### Short problem
Repeat all of the records verbatim.

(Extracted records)
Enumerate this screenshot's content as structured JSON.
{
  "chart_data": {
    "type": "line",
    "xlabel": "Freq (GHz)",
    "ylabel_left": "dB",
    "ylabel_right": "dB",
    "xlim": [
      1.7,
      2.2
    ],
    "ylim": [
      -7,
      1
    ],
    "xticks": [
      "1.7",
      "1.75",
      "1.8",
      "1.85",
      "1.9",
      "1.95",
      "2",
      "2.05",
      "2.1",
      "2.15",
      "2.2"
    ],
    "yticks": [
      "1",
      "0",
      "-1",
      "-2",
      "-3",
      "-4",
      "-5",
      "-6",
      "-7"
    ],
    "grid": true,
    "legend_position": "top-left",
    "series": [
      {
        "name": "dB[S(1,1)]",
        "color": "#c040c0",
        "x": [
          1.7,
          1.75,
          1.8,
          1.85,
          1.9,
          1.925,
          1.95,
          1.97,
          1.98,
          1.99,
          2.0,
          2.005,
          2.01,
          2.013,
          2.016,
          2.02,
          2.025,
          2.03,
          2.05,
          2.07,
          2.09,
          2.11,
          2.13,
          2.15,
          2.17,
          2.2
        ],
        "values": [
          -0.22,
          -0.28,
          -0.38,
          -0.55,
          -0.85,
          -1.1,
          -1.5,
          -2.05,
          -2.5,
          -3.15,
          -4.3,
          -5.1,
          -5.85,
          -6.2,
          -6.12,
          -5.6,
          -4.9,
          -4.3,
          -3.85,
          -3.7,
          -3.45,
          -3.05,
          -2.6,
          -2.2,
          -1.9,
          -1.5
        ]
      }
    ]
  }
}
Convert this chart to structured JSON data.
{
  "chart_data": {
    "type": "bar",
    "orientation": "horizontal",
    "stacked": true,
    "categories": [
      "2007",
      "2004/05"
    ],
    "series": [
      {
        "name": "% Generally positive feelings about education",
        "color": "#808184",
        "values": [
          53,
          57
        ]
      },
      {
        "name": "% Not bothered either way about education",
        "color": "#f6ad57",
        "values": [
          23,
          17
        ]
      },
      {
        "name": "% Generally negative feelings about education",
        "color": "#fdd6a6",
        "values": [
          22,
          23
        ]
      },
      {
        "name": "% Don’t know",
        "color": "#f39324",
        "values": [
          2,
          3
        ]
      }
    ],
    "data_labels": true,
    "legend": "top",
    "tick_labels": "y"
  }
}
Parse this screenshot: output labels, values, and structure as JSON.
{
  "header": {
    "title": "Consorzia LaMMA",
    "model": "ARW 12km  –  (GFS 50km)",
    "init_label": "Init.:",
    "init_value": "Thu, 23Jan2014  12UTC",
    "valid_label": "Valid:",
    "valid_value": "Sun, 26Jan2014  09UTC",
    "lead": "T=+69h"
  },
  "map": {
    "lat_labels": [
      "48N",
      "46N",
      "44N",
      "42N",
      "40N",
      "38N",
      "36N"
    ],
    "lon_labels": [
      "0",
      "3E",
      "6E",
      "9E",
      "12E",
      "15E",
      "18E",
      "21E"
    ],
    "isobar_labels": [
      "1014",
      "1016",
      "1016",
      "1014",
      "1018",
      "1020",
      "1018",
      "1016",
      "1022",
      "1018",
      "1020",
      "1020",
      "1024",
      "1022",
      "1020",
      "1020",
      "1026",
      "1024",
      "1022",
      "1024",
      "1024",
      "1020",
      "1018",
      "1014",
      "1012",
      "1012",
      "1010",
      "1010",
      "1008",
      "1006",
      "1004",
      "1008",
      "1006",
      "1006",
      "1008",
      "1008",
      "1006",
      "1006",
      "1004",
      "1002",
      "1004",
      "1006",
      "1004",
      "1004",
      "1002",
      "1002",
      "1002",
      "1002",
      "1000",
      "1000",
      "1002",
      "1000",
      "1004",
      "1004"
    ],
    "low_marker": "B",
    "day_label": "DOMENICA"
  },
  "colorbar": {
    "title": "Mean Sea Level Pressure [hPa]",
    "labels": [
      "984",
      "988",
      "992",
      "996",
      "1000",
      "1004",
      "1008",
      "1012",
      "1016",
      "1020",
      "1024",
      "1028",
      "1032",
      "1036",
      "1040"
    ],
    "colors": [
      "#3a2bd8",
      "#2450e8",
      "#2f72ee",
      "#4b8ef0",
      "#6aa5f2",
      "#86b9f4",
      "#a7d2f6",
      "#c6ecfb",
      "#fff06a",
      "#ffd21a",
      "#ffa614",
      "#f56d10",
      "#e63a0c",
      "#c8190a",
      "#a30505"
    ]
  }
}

### Response below
Enumerate this screenshot's content as structured JSON.
{
  "chart_data": {
    "type": "line",
    "xlabel": "Freq (GHz)",
    "ylabel_left": "dB",
    "ylabel_right": "dB",
    "xlim": [
      1.7,
      2.2
    ],
    "ylim": [
      -7,
      1
    ],
    "xticks": [
      "1.7",
      "1.75",
      "1.8",
      "1.85",
      "1.9",
      "1.95",
      "2",
      "2.05",
      "2.1",
      "2.15",
      "2.2"
    ],
    "yticks": [
      "1",
      "0",
      "-1",
      "-2",
      "-3",
      "-4",
      "-5",
      "-6",
      "-7"
    ],
    "grid": true,
    "legend_position": "top-left",
    "series": [
      {
        "name": "dB[S(1,1)]",
        "color": "#c040c0",
        "x": [
          1.7,
          1.75,
          1.8,
          1.85,
          1.9,
          1.925,
          1.95,
          1.97,
          1.98,
          1.99,
          2.0,
          2.005,
          2.01,
          2.013,
          2.016,
          2.02,
          2.025,
          2.03,
          2.05,
          2.07,
          2.09,
          2.11,
          2.13,
          2.15,
          2.17,
          2.2
        ],
        "values": [
          -0.22,
          -0.28,
          -0.38,
          -0.55,
          -0.85,
          -1.1,
          -1.5,
          -2.05,
          -2.5,
          -3.15,
          -4.3,
          -5.1,
          -5.85,
          -6.2,
          -6.12,
          -5.6,
          -4.9,
          -4.3,
          -3.85,
          -3.7,
          -3.45,
          -3.05,
          -2.6,
          -2.2,
          -1.9,
          -1.5
        ]
      }
    ]
  }
}
Convert this chart to structured JSON data.
{
  "chart_data": {
    "type": "bar",
    "orientation": "horizontal",
    "stacked": true,
    "categories": [
      "2007",
      "2004/05"
    ],
    "series": [
      {
        "name": "% Generally positive feelings about education",
        "color": "#808184",
        "values": [
          53,
          57
        ]
      },
      {
        "name": "% Not bothered either way about education",
        "color": "#f6ad57",
        "values": [
          23,
          17
        ]
      },
      {
        "name": "% Generally negative feelings about education",
        "color": "#fdd6a6",
        "values": [
          22,
          23
        ]
      },
      {
        "name": "% Don’t know",
        "color": "#f39324",
        "values": [
          2,
          3
        ]
      }
    ],
    "data_labels": true,
    "legend": "top",
    "tick_labels": "y"
  }
}
Parse this screenshot: output labels, values, and structure as JSON.
{
  "header": {
    "title": "Consorzia LaMMA",
    "model": "ARW 12km  –  (GFS 50km)",
    "init_label": "Init.:",
    "init_value": "Thu, 23Jan2014  12UTC",
    "valid_label": "Valid:",
    "valid_value": "Sun, 26Jan2014  09UTC",
    "lead": "T=+69h"
  },
  "map": {
    "lat_labels": [
      "48N",
      "46N",
      "44N",
      "42N",
      "40N",
      "38N",
      "36N"
    ],
    "lon_labels": [
      "0",
      "3E",
      "6E",
      "9E",
      "12E",
      "15E",
      "18E",
      "21E"
    ],
    "isobar_labels": [
      "1014",
      "1016",
      "1016",
      "1014",
      "1018",
      "1020",
      "1018",
      "1016",
      "1022",
      "1018",
      "1020",
      "1020",
      "1024",
      "1022",
      "1020",
      "1020",
      "1026",
      "1024",
      "1022",
      "1024",
      "1024",
      "1020",
      "1018",
      "1014",
      "1012",
      "1012",
      "1010",
      "1010",
      "1008",
      "1006",
      "1004",
      "1008",
      "1006",
      "1006",
      "1008",
      "1008",
      "1006",
      "1006",
      "1004",
      "1002",
      "1004",
      "1006",
      "1004",
      "1004",
      "1002",
      "1002",
      "1002",
      "1002",
      "1000",
      "1000",
      "1002",
      "1000",
      "1004",
      "1004"
    ],
    "low_marker": "B",
    "day_label": "DOMENICA"
  },
  "colorbar": {
    "title": "Mean Sea Level Pressure [hPa]",
    "labels": [
      "984",
      "988",
      "992",
      "996",
      "1000",
      "1004",
      "1008",
      "1012",
      "1016",
      "1020",
      "1024",
      "1028",
      "1032",
      "1036",
      "1040"
    ],
    "colors": [
      "#3a2bd8",
      "#2450e8",
      "#2f72ee",
      "#4b8ef0",
      "#6aa5f2",
      "#86b9f4",
      "#a7d2f6",
      "#c6ecfb",
      "#fff06a",
      "#ffd21a",
      "#ffa614",
      "#f56d10",
      "#e63a0c",
      "#c8190a",
      "#a30505"
    ]
  }
}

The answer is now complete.